(Lines of data)
####################
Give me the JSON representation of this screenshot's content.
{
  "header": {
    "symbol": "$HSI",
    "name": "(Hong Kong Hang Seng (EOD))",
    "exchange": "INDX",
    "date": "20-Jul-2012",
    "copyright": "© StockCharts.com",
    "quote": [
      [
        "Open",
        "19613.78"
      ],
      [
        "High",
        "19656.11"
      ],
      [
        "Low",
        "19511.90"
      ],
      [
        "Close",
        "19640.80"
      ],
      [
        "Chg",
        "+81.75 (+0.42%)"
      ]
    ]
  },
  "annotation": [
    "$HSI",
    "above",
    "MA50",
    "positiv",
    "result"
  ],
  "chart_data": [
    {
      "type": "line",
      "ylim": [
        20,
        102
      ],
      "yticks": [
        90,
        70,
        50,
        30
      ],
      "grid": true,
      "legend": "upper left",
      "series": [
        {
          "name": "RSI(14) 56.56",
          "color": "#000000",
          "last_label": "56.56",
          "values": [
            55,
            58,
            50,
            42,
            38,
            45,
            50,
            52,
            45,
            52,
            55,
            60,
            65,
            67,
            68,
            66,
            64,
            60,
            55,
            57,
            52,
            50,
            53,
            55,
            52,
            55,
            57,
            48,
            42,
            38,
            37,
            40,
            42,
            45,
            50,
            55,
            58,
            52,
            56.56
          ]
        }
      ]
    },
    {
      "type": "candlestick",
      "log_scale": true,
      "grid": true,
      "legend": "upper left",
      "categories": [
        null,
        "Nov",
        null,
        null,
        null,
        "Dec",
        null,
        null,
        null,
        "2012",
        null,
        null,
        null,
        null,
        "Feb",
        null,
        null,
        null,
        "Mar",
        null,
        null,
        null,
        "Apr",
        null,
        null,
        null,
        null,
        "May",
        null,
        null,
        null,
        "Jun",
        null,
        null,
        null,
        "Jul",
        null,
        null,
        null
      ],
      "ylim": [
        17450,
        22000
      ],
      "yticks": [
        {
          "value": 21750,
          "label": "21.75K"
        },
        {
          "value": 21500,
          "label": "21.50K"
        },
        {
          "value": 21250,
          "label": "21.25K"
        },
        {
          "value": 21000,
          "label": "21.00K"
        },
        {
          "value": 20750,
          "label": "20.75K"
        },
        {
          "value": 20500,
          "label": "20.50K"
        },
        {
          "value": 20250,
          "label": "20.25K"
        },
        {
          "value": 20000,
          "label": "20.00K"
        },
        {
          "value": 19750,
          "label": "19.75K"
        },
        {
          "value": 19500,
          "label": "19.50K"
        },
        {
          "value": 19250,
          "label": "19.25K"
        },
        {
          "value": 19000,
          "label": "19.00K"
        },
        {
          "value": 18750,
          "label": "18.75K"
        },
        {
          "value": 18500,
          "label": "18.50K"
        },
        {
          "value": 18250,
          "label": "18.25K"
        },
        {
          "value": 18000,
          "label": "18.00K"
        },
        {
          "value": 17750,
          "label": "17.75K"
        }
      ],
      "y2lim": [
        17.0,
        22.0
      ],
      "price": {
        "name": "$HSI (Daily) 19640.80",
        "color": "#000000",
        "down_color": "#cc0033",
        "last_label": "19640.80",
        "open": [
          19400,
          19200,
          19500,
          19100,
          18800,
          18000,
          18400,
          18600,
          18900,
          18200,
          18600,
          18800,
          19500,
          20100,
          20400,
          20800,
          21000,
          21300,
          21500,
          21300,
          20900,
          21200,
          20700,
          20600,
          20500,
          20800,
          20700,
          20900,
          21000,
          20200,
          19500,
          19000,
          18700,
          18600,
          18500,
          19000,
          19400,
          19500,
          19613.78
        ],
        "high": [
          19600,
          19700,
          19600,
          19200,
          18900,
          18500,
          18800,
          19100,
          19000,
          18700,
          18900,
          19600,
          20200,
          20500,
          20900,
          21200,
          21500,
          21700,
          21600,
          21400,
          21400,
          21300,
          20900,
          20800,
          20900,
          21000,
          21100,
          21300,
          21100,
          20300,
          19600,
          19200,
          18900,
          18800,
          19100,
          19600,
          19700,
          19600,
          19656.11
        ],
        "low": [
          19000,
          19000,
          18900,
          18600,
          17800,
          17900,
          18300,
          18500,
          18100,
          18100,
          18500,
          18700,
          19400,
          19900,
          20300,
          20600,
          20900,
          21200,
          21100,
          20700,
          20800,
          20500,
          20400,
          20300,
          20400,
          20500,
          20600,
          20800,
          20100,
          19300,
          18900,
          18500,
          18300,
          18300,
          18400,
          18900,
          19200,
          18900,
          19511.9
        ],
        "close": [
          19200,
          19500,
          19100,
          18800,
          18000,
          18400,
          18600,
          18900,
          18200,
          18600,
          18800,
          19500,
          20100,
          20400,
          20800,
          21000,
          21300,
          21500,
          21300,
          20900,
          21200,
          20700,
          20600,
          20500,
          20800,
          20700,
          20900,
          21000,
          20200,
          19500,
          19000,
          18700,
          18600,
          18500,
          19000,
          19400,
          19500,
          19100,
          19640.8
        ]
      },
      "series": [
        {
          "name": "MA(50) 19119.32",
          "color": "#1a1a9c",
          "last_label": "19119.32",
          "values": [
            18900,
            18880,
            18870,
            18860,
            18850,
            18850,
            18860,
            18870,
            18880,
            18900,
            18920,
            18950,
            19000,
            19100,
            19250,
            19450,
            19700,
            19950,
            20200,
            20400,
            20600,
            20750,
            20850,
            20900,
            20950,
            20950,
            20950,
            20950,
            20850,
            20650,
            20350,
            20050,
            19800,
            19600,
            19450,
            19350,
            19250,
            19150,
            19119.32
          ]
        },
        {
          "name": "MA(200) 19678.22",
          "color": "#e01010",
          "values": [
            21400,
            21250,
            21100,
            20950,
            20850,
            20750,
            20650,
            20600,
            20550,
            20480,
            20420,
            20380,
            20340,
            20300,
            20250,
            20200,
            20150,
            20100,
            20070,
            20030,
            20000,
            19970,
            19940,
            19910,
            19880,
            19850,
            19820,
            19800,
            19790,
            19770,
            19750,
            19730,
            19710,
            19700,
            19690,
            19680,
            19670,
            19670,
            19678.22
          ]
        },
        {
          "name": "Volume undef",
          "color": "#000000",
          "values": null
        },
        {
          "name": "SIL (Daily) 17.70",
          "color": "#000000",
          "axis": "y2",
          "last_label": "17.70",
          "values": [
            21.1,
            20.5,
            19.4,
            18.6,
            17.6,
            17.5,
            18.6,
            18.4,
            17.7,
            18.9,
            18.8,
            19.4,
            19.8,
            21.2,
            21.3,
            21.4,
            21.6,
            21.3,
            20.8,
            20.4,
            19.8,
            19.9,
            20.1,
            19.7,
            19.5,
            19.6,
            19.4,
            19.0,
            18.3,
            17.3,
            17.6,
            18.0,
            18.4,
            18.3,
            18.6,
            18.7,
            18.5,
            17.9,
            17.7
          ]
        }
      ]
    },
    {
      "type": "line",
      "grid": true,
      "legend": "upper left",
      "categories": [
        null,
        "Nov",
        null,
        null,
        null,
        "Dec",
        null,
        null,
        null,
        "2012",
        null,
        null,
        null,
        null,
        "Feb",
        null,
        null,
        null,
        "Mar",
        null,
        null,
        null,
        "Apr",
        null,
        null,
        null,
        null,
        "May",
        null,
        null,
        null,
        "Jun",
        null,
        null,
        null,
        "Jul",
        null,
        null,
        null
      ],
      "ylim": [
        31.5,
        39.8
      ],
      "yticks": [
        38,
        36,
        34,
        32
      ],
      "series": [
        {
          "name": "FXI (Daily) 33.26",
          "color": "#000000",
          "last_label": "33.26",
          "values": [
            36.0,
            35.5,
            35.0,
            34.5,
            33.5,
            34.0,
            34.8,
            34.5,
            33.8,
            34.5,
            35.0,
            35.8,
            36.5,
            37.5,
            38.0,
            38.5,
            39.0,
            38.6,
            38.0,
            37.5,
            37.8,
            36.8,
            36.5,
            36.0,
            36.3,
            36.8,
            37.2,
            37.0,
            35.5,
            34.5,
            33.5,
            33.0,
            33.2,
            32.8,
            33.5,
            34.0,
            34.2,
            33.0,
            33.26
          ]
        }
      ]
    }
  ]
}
####################
* What the task asks:
All lines of the data above that include the word "Daily" must be shown.

* Complete response:
        "name": "$HSI (Daily) 19640.80",
          "name": "SIL (Daily) 17.70",
          "name": "FXI (Daily) 33.26",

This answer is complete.